Reproduce each of the lines word for word.

(Data entries)
↓
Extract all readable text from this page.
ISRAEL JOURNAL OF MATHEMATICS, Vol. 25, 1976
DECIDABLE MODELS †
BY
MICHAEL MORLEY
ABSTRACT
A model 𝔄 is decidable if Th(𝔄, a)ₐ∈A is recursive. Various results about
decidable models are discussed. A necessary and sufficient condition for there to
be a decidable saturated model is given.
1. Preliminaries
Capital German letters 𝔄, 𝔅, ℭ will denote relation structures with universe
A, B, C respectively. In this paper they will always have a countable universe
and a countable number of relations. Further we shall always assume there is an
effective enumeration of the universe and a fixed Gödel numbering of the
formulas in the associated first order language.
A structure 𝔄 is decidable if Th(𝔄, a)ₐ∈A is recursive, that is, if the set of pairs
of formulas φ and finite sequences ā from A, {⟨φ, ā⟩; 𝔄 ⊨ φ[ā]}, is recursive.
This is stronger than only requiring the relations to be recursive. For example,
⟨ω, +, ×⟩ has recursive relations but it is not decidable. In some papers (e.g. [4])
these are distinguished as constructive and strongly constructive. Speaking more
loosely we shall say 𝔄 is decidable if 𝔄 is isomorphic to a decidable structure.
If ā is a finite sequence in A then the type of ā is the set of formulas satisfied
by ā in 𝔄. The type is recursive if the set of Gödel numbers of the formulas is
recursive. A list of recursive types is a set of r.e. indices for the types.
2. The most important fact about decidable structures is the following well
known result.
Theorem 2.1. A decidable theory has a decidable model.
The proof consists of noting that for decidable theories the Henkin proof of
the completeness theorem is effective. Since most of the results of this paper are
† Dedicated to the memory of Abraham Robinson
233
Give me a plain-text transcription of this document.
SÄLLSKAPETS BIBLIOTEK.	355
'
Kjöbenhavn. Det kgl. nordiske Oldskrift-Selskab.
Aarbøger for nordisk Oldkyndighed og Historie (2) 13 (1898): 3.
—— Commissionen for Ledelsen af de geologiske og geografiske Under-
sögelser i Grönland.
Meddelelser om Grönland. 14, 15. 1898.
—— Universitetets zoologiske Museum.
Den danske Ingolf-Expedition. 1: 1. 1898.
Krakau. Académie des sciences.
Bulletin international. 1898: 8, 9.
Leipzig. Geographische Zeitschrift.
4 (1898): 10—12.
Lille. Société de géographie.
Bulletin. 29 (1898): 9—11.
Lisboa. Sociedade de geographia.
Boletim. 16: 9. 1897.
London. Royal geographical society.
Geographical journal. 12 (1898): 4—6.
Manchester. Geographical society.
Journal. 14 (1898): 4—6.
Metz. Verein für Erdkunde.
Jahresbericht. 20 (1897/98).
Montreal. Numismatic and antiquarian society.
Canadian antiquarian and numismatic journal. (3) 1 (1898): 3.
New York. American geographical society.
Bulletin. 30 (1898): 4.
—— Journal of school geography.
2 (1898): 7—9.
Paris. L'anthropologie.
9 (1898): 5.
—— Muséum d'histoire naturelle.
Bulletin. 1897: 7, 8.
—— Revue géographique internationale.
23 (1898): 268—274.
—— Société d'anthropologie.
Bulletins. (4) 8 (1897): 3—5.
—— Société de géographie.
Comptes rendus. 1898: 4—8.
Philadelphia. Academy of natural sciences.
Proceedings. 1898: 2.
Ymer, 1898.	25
↑
**Task result**:
Extract all readable text from this page.
ISRAEL JOURNAL OF MATHEMATICS, Vol. 25, 1976
DECIDABLE MODELS †
BY
MICHAEL MORLEY
ABSTRACT
A model 𝔄 is decidable if Th(𝔄, a)ₐ∈A is recursive. Various results about
decidable models are discussed. A necessary and sufficient condition for there to
be a decidable saturated model is given.
1. Preliminaries
Capital German letters 𝔄, 𝔅, ℭ will denote relation structures with universe
A, B, C respectively. In this paper they will always have a countable universe
and a countable number of relations. Further we shall always assume there is an
effective enumeration of the universe and a fixed Gödel numbering of the
formulas in the associated first order language.
A structure 𝔄 is decidable if Th(𝔄, a)ₐ∈A is recursive, that is, if the set of pairs
of formulas φ and finite sequences ā from A, {⟨φ, ā⟩; 𝔄 ⊨ φ[ā]}, is recursive.
This is stronger than only requiring the relations to be recursive. For example,
⟨ω, +, ×⟩ has recursive relations but it is not decidable. In some papers (e.g. [4])
these are distinguished as constructive and strongly constructive. Speaking more
loosely we shall say 𝔄 is decidable if 𝔄 is isomorphic to a decidable structure.
If ā is a finite sequence in A then the type of ā is the set of formulas satisfied
by ā in 𝔄. The type is recursive if the set of Gödel numbers of the formulas is
recursive. A list of recursive types is a set of r.e. indices for the types.
2. The most important fact about decidable structures is the following well
known result.
Theorem 2.1. A decidable theory has a decidable model.
The proof consists of noting that for decidable theories the Henkin proof of
the completeness theorem is effective. Since most of the results of this paper are
† Dedicated to the memory of Abraham Robinson
233
Give me a plain-text transcription of this document.
SÄLLSKAPETS BIBLIOTEK.	355
'
Kjöbenhavn. Det kgl. nordiske Oldskrift-Selskab.
Aarbøger for nordisk Oldkyndighed og Historie (2) 13 (1898): 3.
—— Commissionen for Ledelsen af de geologiske og geografiske Under-
sögelser i Grönland.
Meddelelser om Grönland. 14, 15. 1898.
—— Universitetets zoologiske Museum.
Den danske Ingolf-Expedition. 1: 1. 1898.
Krakau. Académie des sciences.
Bulletin international. 1898: 8, 9.
Leipzig. Geographische Zeitschrift.
4 (1898): 10—12.
Lille. Société de géographie.
Bulletin. 29 (1898): 9—11.
Lisboa. Sociedade de geographia.
Boletim. 16: 9. 1897.
London. Royal geographical society.
Geographical journal. 12 (1898): 4—6.
Manchester. Geographical society.
Journal. 14 (1898): 4—6.
Metz. Verein für Erdkunde.
Jahresbericht. 20 (1897/98).
Montreal. Numismatic and antiquarian society.
Canadian antiquarian and numismatic journal. (3) 1 (1898): 3.
New York. American geographical society.
Bulletin. 30 (1898): 4.
—— Journal of school geography.
2 (1898): 7—9.
Paris. L'anthropologie.
9 (1898): 5.
—— Muséum d'histoire naturelle.
Bulletin. 1897: 7, 8.
—— Revue géographique internationale.
23 (1898): 268—274.
—— Société d'anthropologie.
Bulletins. (4) 8 (1897): 3—5.
—— Société de géographie.
Comptes rendus. 1898: 4—8.
Philadelphia. Academy of natural sciences.
Proceedings. 1898: 2.
Ymer, 1898.	25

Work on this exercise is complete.